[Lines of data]
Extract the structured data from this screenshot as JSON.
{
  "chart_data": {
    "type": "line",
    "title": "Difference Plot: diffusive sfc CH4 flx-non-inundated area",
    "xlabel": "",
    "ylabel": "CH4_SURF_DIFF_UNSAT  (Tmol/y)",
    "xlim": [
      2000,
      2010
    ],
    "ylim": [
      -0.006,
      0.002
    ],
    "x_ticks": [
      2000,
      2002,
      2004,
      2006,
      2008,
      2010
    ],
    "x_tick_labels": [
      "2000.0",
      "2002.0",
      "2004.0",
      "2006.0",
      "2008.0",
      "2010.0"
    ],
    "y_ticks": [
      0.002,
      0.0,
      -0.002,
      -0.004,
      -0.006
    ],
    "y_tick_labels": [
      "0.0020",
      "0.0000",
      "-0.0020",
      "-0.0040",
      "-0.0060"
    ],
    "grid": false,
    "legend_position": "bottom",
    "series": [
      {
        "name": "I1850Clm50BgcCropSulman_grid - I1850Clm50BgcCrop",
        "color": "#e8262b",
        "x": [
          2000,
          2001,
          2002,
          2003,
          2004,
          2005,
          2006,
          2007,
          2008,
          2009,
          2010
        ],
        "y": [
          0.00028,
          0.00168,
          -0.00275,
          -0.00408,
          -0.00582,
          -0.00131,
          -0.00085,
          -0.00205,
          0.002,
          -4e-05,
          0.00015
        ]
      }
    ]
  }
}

JOB: Write out every entry verbatim.

SOLUTION FOR THIS PROBLEM:
Extract the structured data from this screenshot as JSON.
{
  "chart_data": {
    "type": "line",
    "title": "Difference Plot: diffusive sfc CH4 flx-non-inundated area",
    "xlabel": "",
    "ylabel": "CH4_SURF_DIFF_UNSAT  (Tmol/y)",
    "xlim": [
      2000,
      2010
    ],
    "ylim": [
      -0.006,
      0.002
    ],
    "x_ticks": [
      2000,
      2002,
      2004,
      2006,
      2008,
      2010
    ],
    "x_tick_labels": [
      "2000.0",
      "2002.0",
      "2004.0",
      "2006.0",
      "2008.0",
      "2010.0"
    ],
    "y_ticks": [
      0.002,
      0.0,
      -0.002,
      -0.004,
      -0.006
    ],
    "y_tick_labels": [
      "0.0020",
      "0.0000",
      "-0.0020",
      "-0.0040",
      "-0.0060"
    ],
    "grid": false,
    "legend_position": "bottom",
    "series": [
      {
        "name": "I1850Clm50BgcCropSulman_grid - I1850Clm50BgcCrop",
        "color": "#e8262b",
        "x": [
          2000,
          2001,
          2002,
          2003,
          2004,
          2005,
          2006,
          2007,
          2008,
          2009,
          2010
        ],
        "y": [
          0.00028,
          0.00168,
          -0.00275,
          -0.00408,
          -0.00582,
          -0.00131,
          -0.00085,
          -0.00205,
          0.002,
          -4e-05,
          0.00015
        ]
      }
    ]
  }
}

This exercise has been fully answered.